[What you should do]: Output every entry exactly, from the first line to the last.

[Supplied data]:
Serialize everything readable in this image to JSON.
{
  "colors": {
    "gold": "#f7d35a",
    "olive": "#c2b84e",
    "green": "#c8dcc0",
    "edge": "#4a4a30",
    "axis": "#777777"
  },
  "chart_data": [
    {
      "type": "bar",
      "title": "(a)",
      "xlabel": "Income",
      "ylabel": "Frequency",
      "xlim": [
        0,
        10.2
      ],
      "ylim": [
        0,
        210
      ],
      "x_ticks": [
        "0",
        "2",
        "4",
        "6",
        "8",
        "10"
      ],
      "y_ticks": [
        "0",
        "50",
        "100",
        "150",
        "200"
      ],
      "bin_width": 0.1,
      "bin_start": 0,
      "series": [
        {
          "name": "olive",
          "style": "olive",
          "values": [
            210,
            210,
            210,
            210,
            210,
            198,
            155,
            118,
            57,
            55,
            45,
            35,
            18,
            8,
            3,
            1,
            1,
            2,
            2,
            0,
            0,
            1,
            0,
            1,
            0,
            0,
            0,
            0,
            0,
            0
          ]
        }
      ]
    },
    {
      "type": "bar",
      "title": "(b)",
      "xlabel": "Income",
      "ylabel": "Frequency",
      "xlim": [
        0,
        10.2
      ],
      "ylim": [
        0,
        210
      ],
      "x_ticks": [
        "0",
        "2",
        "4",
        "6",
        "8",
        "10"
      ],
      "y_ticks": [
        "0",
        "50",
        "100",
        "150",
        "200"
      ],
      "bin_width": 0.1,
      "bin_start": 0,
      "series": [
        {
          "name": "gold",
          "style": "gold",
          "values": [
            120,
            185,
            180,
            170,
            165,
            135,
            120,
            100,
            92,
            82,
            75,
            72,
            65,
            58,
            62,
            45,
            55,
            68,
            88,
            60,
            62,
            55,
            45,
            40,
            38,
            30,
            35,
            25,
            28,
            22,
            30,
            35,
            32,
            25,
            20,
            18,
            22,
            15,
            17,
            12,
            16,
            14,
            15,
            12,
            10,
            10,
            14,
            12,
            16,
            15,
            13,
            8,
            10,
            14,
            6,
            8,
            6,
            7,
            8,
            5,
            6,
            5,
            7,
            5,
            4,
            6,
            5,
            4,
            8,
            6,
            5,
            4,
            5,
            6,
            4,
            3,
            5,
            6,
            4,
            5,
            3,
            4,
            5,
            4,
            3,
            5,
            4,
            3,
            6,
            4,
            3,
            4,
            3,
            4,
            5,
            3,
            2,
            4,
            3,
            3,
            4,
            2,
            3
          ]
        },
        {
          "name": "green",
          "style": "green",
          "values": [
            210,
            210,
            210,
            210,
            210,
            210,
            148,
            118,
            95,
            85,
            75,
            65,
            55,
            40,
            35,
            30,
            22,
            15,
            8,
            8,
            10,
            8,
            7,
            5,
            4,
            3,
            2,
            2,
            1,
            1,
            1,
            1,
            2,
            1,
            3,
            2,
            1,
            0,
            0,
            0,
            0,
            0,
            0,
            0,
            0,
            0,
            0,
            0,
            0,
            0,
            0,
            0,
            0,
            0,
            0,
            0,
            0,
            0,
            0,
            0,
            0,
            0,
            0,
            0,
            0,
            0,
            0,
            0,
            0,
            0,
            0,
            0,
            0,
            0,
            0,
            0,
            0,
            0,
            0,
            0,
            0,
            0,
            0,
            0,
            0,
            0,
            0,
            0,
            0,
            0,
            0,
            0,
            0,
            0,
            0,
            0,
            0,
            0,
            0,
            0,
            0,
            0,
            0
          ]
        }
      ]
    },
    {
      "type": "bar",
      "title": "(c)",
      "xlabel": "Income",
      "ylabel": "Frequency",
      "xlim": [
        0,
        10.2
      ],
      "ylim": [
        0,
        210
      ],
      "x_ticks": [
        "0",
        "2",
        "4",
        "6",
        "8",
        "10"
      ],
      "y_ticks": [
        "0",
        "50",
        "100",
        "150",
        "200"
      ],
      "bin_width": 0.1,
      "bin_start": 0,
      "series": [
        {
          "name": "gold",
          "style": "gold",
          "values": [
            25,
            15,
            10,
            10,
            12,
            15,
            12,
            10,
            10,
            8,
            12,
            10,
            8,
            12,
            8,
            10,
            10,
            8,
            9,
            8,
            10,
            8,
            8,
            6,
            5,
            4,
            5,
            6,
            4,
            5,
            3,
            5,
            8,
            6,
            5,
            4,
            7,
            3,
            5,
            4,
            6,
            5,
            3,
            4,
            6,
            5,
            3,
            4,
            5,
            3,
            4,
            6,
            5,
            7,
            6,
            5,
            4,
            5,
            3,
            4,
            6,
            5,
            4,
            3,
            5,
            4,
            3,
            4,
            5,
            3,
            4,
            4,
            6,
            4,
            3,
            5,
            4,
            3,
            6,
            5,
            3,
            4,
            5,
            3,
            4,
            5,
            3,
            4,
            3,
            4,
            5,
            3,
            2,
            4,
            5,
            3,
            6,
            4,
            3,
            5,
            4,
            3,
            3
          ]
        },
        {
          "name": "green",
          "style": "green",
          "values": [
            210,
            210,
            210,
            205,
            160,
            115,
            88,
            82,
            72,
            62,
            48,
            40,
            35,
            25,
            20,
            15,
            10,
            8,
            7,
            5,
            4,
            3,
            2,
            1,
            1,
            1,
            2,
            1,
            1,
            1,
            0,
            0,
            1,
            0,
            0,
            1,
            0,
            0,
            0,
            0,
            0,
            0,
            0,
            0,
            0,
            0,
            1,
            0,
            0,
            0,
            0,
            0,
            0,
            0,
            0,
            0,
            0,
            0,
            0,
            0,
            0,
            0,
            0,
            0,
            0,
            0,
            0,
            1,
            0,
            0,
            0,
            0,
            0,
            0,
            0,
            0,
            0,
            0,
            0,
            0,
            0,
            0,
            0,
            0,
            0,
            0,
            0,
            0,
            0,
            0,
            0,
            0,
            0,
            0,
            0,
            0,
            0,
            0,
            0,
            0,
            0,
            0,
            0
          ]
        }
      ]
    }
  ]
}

[Solution for this problem]:
Serialize everything readable in this image to JSON.
{
  "colors": {
    "gold": "#f7d35a",
    "olive": "#c2b84e",
    "green": "#c8dcc0",
    "edge": "#4a4a30",
    "axis": "#777777"
  },
  "chart_data": [
    {
      "type": "bar",
      "title": "(a)",
      "xlabel": "Income",
      "ylabel": "Frequency",
      "xlim": [
        0,
        10.2
      ],
      "ylim": [
        0,
        210
      ],
      "x_ticks": [
        "0",
        "2",
        "4",
        "6",
        "8",
        "10"
      ],
      "y_ticks": [
        "0",
        "50",
        "100",
        "150",
        "200"
      ],
      "bin_width": 0.1,
      "bin_start": 0,
      "series": [
        {
          "name": "olive",
          "style": "olive",
          "values": [
            210,
            210,
            210,
            210,
            210,
            198,
            155,
            118,
            57,
            55,
            45,
            35,
            18,
            8,
            3,
            1,
            1,
            2,
            2,
            0,
            0,
            1,
            0,
            1,
            0,
            0,
            0,
            0,
            0,
            0
          ]
        }
      ]
    },
    {
      "type": "bar",
      "title": "(b)",
      "xlabel": "Income",
      "ylabel": "Frequency",
      "xlim": [
        0,
        10.2
      ],
      "ylim": [
        0,
        210
      ],
      "x_ticks": [
        "0",
        "2",
        "4",
        "6",
        "8",
        "10"
      ],
      "y_ticks": [
        "0",
        "50",
        "100",
        "150",
        "200"
      ],
      "bin_width": 0.1,
      "bin_start": 0,
      "series": [
        {
          "name": "gold",
          "style": "gold",
          "values": [
            120,
            185,
            180,
            170,
            165,
            135,
            120,
            100,
            92,
            82,
            75,
            72,
            65,
            58,
            62,
            45,
            55,
            68,
            88,
            60,
            62,
            55,
            45,
            40,
            38,
            30,
            35,
            25,
            28,
            22,
            30,
            35,
            32,
            25,
            20,
            18,
            22,
            15,
            17,
            12,
            16,
            14,
            15,
            12,
            10,
            10,
            14,
            12,
            16,
            15,
            13,
            8,
            10,
            14,
            6,
            8,
            6,
            7,
            8,
            5,
            6,
            5,
            7,
            5,
            4,
            6,
            5,
            4,
            8,
            6,
            5,
            4,
            5,
            6,
            4,
            3,
            5,
            6,
            4,
            5,
            3,
            4,
            5,
            4,
            3,
            5,
            4,
            3,
            6,
            4,
            3,
            4,
            3,
            4,
            5,
            3,
            2,
            4,
            3,
            3,
            4,
            2,
            3
          ]
        },
        {
          "name": "green",
          "style": "green",
          "values": [
            210,
            210,
            210,
            210,
            210,
            210,
            148,
            118,
            95,
            85,
            75,
            65,
            55,
            40,
            35,
            30,
            22,
            15,
            8,
            8,
            10,
            8,
            7,
            5,
            4,
            3,
            2,
            2,
            1,
            1,
            1,
            1,
            2,
            1,
            3,
            2,
            1,
            0,
            0,
            0,
            0,
            0,
            0,
            0,
            0,
            0,
            0,
            0,
            0,
            0,
            0,
            0,
            0,
            0,
            0,
            0,
            0,
            0,
            0,
            0,
            0,
            0,
            0,
            0,
            0,
            0,
            0,
            0,
            0,
            0,
            0,
            0,
            0,
            0,
            0,
            0,
            0,
            0,
            0,
            0,
            0,
            0,
            0,
            0,
            0,
            0,
            0,
            0,
            0,
            0,
            0,
            0,
            0,
            0,
            0,
            0,
            0,
            0,
            0,
            0,
            0,
            0,
            0
          ]
        }
      ]
    },
    {
      "type": "bar",
      "title": "(c)",
      "xlabel": "Income",
      "ylabel": "Frequency",
      "xlim": [
        0,
        10.2
      ],
      "ylim": [
        0,
        210
      ],
      "x_ticks": [
        "0",
        "2",
        "4",
        "6",
        "8",
        "10"
      ],
      "y_ticks": [
        "0",
        "50",
        "100",
        "150",
        "200"
      ],
      "bin_width": 0.1,
      "bin_start": 0,
      "series": [
        {
          "name": "gold",
          "style": "gold",
          "values": [
            25,
            15,
            10,
            10,
            12,
            15,
            12,
            10,
            10,
            8,
            12,
            10,
            8,
            12,
            8,
            10,
            10,
            8,
            9,
            8,
            10,
            8,
            8,
            6,
            5,
            4,
            5,
            6,
            4,
            5,
            3,
            5,
            8,
            6,
            5,
            4,
            7,
            3,
            5,
            4,
            6,
            5,
            3,
            4,
            6,
            5,
            3,
            4,
            5,
            3,
            4,
            6,
            5,
            7,
            6,
            5,
            4,
            5,
            3,
            4,
            6,
            5,
            4,
            3,
            5,
            4,
            3,
            4,
            5,
            3,
            4,
            4,
            6,
            4,
            3,
            5,
            4,
            3,
            6,
            5,
            3,
            4,
            5,
            3,
            4,
            5,
            3,
            4,
            3,
            4,
            5,
            3,
            2,
            4,
            5,
            3,
            6,
            4,
            3,
            5,
            4,
            3,
            3
          ]
        },
        {
          "name": "green",
          "style": "green",
          "values": [
            210,
            210,
            210,
            205,
            160,
            115,
            88,
            82,
            72,
            62,
            48,
            40,
            35,
            25,
            20,
            15,
            10,
            8,
            7,
            5,
            4,
            3,
            2,
            1,
            1,
            1,
            2,
            1,
            1,
            1,
            0,
            0,
            1,
            0,
            0,
            1,
            0,
            0,
            0,
            0,
            0,
            0,
            0,
            0,
            0,
            0,
            1,
            0,
            0,
            0,
            0,
            0,
            0,
            0,
            0,
            0,
            0,
            0,
            0,
            0,
            0,
            0,
            0,
            0,
            0,
            0,
            0,
            1,
            0,
            0,
            0,
            0,
            0,
            0,
            0,
            0,
            0,
            0,
            0,
            0,
            0,
            0,
            0,
            0,
            0,
            0,
            0,
            0,
            0,
            0,
            0,
            0,
            0,
            0,
            0,
            0,
            0,
            0,
            0,
            0,
            0,
            0,
            0
          ]
        }
      ]
    }
  ]
}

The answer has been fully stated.